Read the listing below and copy out every line that holds "document".

________________

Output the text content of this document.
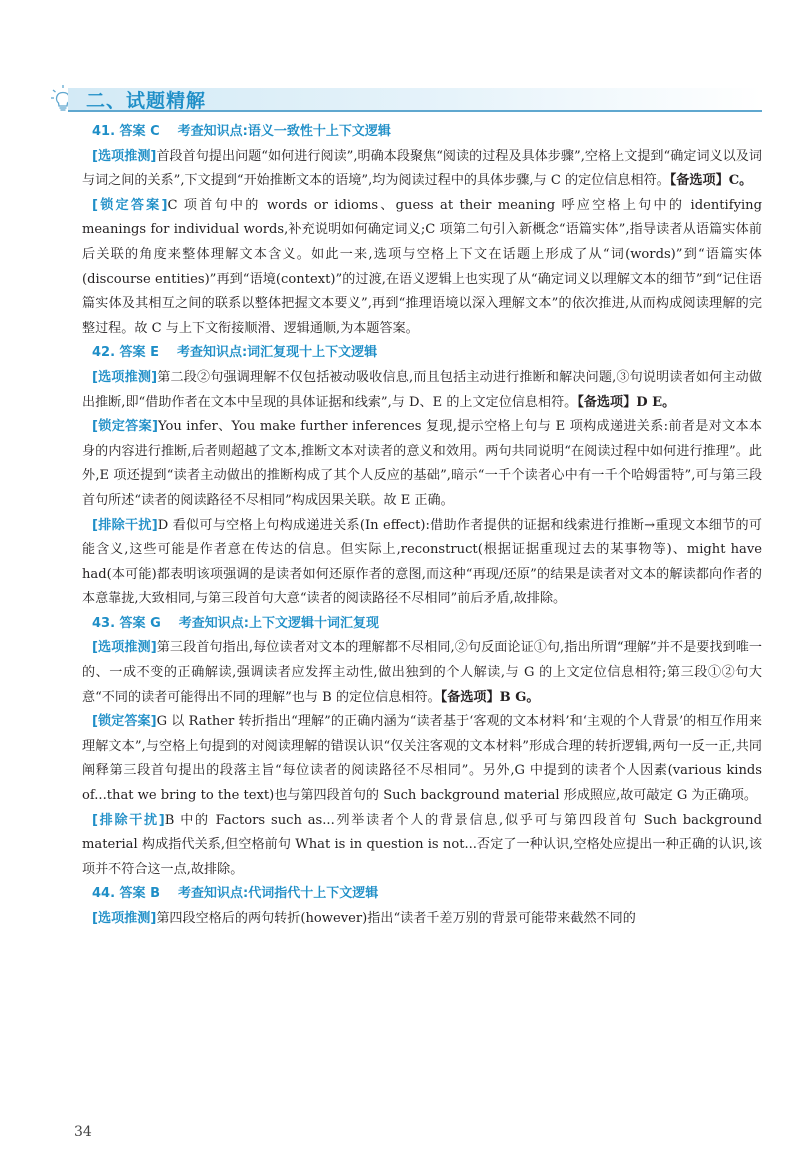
二、试题精解

41. 答案 C 考查知识点:语义一致性十上下文逻辑

[选项推测]首段首句提出问题“如何进行阅读”,明确本段聚焦“阅读的过程及具体步骤”,空格上文提到“确定词义以及词与词之间的关系”,下文提到“开始推断文本的语境”,均为阅读过程中的具体步骤,与 C 的定位信息相符。【备选项】C。

[锁定答案]C 项首句中的 words or idioms、guess at their meaning 呼应空格上句中的 identifying meanings for individual words,补充说明如何确定词义;C 项第二句引入新概念“语篇实体”,指导读者从语篇实体前后关联的角度来整体理解文本含义。如此一来,选项与空格上下文在话题上形成了从“词(words)”到“语篇实体(discourse entities)”再到“语境(context)”的过渡,在语义逻辑上也实现了从“确定词义以理解文本的细节”到“记住语篇实体及其相互之间的联系以整体把握文本要义”,再到“推理语境以深入理解文本”的依次推进,从而构成阅读理解的完整过程。故 C 与上下文衔接顺滑、逻辑通顺,为本题答案。

42. 答案 E 考查知识点:词汇复现十上下文逻辑

[选项推测]第二段②句强调理解不仅包括被动吸收信息,而且包括主动进行推断和解决问题,③句说明读者如何主动做出推断,即“借助作者在文本中呈现的具体证据和线索”,与 D、E 的上文定位信息相符。【备选项】D E。

[锁定答案]You infer、You make further inferences 复现,提示空格上句与 E 项构成递进关系:前者是对文本本身的内容进行推断,后者则超越了文本,推断文本对读者的意义和效用。两句共同说明“在阅读过程中如何进行推理”。此外,E 项还提到“读者主动做出的推断构成了其个人反应的基础”,暗示“一千个读者心中有一千个哈姆雷特”,可与第三段首句所述“读者的阅读路径不尽相同”构成因果关联。故 E 正确。

[排除干扰]D 看似可与空格上句构成递进关系(In effect):借助作者提供的证据和线索进行推断→重现文本细节的可能含义,这些可能是作者意在传达的信息。但实际上,reconstruct(根据证据重现过去的某事物等)、might have had(本可能)都表明该项强调的是读者如何还原作者的意图,而这种“再现/还原”的结果是读者对文本的解读都向作者的本意靠拢,大致相同,与第三段首句大意“读者的阅读路径不尽相同”前后矛盾,故排除。

43. 答案 G 考查知识点:上下文逻辑十词汇复现

[选项推测]第三段首句指出,每位读者对文本的理解都不尽相同,②句反面论证①句,指出所谓“理解”并不是要找到唯一的、一成不变的正确解读,强调读者应发挥主动性,做出独到的个人解读,与 G 的上文定位信息相符;第三段①②句大意“不同的读者可能得出不同的理解”也与 B 的定位信息相符。【备选项】B G。

[锁定答案]G 以 Rather 转折指出“理解”的正确内涵为“读者基于‘客观的文本材料’和‘主观的个人背景’的相互作用来理解文本”,与空格上句提到的对阅读理解的错误认识“仅关注客观的文本材料”形成合理的转折逻辑,两句一反一正,共同阐释第三段首句提出的段落主旨“每位读者的阅读路径不尽相同”。另外,G 中提到的读者个人因素(various kinds of...that we bring to the text)也与第四段首句的 Such background material 形成照应,故可敲定 G 为正确项。

[排除干扰]B 中的 Factors such as...列举读者个人的背景信息,似乎可与第四段首句 Such background material 构成指代关系,但空格前句 What is in question is not...否定了一种认识,空格处应提出一种正确的认识,该项并不符合这一点,故排除。

44. 答案 B 考查知识点:代词指代十上下文逻辑

[选项推测]第四段空格后的两句转折(however)指出“读者千差万别的背景可能带来截然不同的

34
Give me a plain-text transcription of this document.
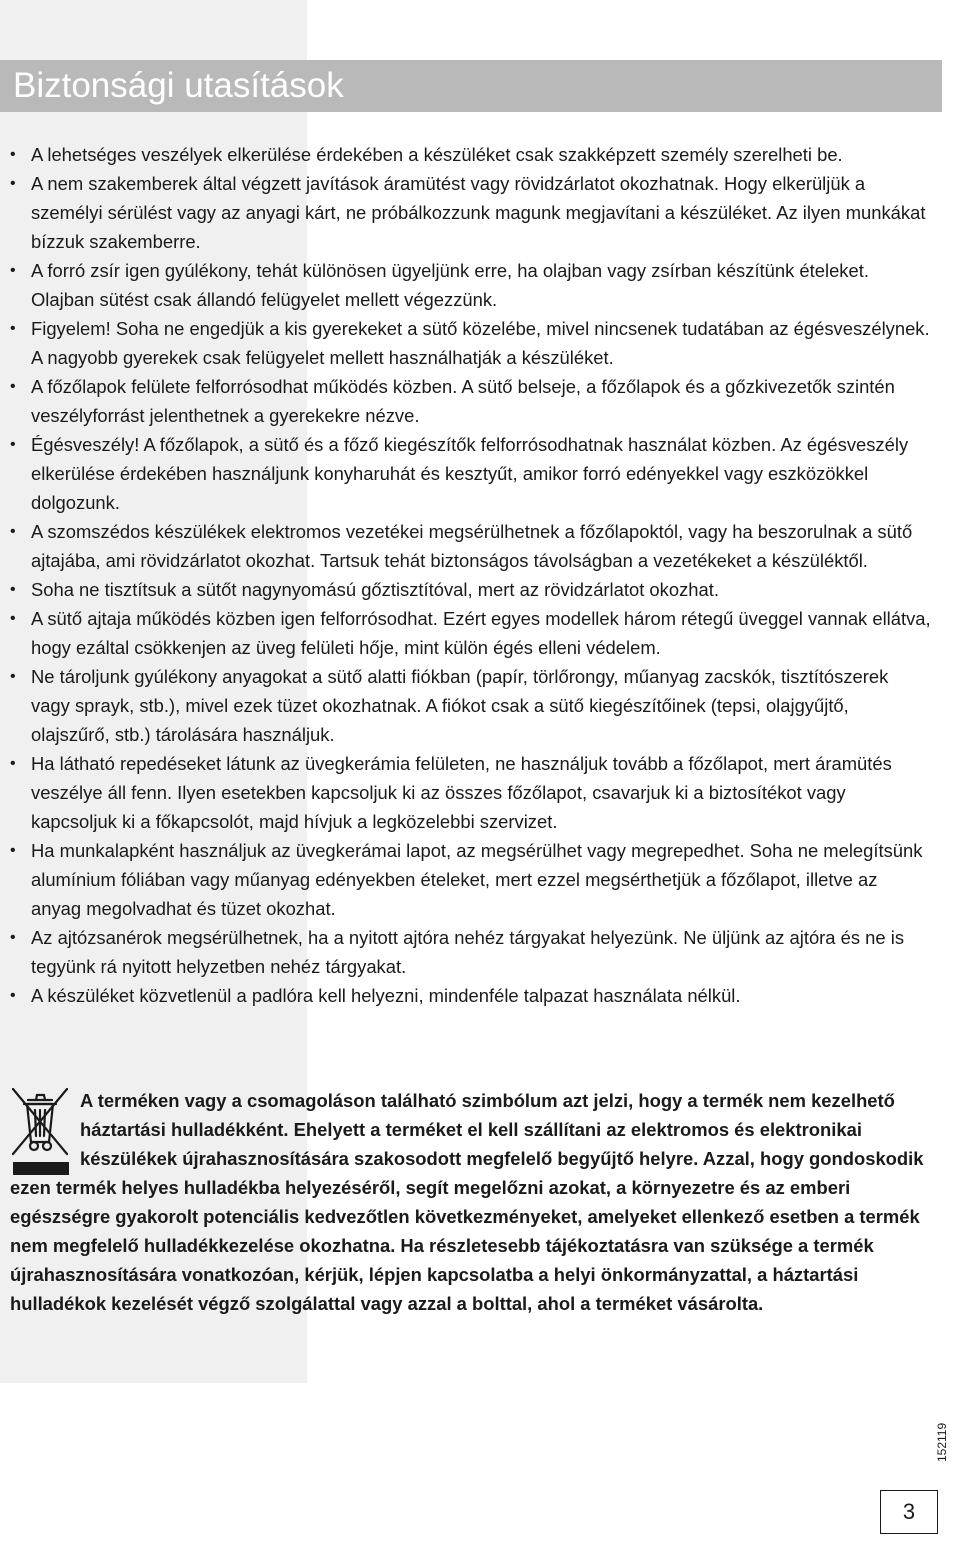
Biztonsági utasítások
• A lehetséges veszélyek elkerülése érdekében a készüléket csak szakképzett személy szerelheti be.
• A nem szakemberek által végzett javítások áramütést vagy rövidzárlatot okozhatnak. Hogy elkerüljük a személyi sérülést vagy az anyagi kárt, ne próbálkozzunk magunk megjavítani a készüléket. Az ilyen munkákat bízzuk szakemberre.
• A forró zsír igen gyúlékony, tehát különösen ügyeljünk erre, ha olajban vagy zsírban készítünk ételeket. Olajban sütést csak állandó felügyelet mellett végezzünk.
• Figyelem! Soha ne engedjük a kis gyerekeket a sütő közelébe, mivel nincsenek tudatában az égésveszélynek. A nagyobb gyerekek csak felügyelet mellett használhatják a készüléket.
• A főzőlapok felülete felforrósodhat működés közben. A sütő belseje, a főzőlapok és a gőzkivezetők szintén veszélyforrást jelenthetnek a gyerekekre nézve.
• Égésveszély! A főzőlapok, a sütő és a főző kiegészítők felforrósodhatnak használat közben. Az égésveszély elkerülése érdekében használjunk konyharuhát és kesztyűt, amikor forró edényekkel vagy eszközökkel dolgozunk.
• A szomszédos készülékek elektromos vezetékei megsérülhetnek a főzőlapoktól, vagy ha beszorulnak a sütő ajtajába, ami rövidzárlatot okozhat. Tartsuk tehát biztonságos távolságban a vezetékeket a készüléktől.
• Soha ne tisztítsuk a sütőt nagynyomású gőztisztítóval, mert az rövidzárlatot okozhat.
• A sütő ajtaja működés közben igen felforrósodhat. Ezért egyes modellek három rétegű üveggel vannak ellátva, hogy ezáltal csökkenjen az üveg felületi hője, mint külön égés elleni védelem.
• Ne tároljunk gyúlékony anyagokat a sütő alatti fiókban (papír, törlőrongy, műanyag zacskók, tisztítószerek vagy sprayk, stb.), mivel ezek tüzet okozhatnak. A fiókot csak a sütő kiegészítőinek (tepsi, olajgyűjtő, olajszűrő, stb.) tárolására használjuk.
• Ha látható repedéseket látunk az üvegkerámia felületen, ne használjuk tovább a főzőlapot, mert áramütés veszélye áll fenn. Ilyen esetekben kapcsoljuk ki az összes főzőlapot, csavarjuk ki a biztosítékot vagy kapcsoljuk ki a főkapcsolót, majd hívjuk a legközelebbi szervizet.
• Ha munkalapként használjuk az üvegkerámai lapot, az megsérülhet vagy megrepedhet. Soha ne melegítsünk alumínium fóliában vagy műanyag edényekben ételeket, mert ezzel megsérthetjük a főzőlapot, illetve az anyag megolvadhat és tüzet okozhat.
• Az ajtózsanérok megsérülhetnek, ha a nyitott ajtóra nehéz tárgyakat helyezünk. Ne üljünk az ajtóra és ne is tegyünk rá nyitott helyzetben nehéz tárgyakat.
• A készüléket közvetlenül a padlóra kell helyezni, mindenféle talpazat használata nélkül.

A terméken vagy a csomagoláson található szimbólum azt jelzi, hogy a termék nem kezelhető háztartási hulladékként. Ehelyett a terméket el kell szállítani az elektromos és elektronikai készülékek újrahasznosítására szakosodott megfelelő begyűjtő helyre. Azzal, hogy gondoskodik ezen termék helyes hulladékba helyezéséről, segít megelőzni azokat, a környezetre és az emberi egészségre gyakorolt potenciális kedvezőtlen következményeket, amelyeket ellenkező esetben a termék nem megfelelő hulladékkezelése okozhatna. Ha részletesebb tájékoztatásra van szüksége a termék újrahasznosítására vonatkozóan, kérjük, lépjen kapcsolatba a helyi önkormányzattal, a háztartási hulladékok kezelését végző szolgálattal vagy azzal a bolttal, ahol a terméket vásárolta.

152119
3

________________

• [WRITTEN RESPONSE]:
Output the text content of this document.
Give me a plain-text transcription of this document.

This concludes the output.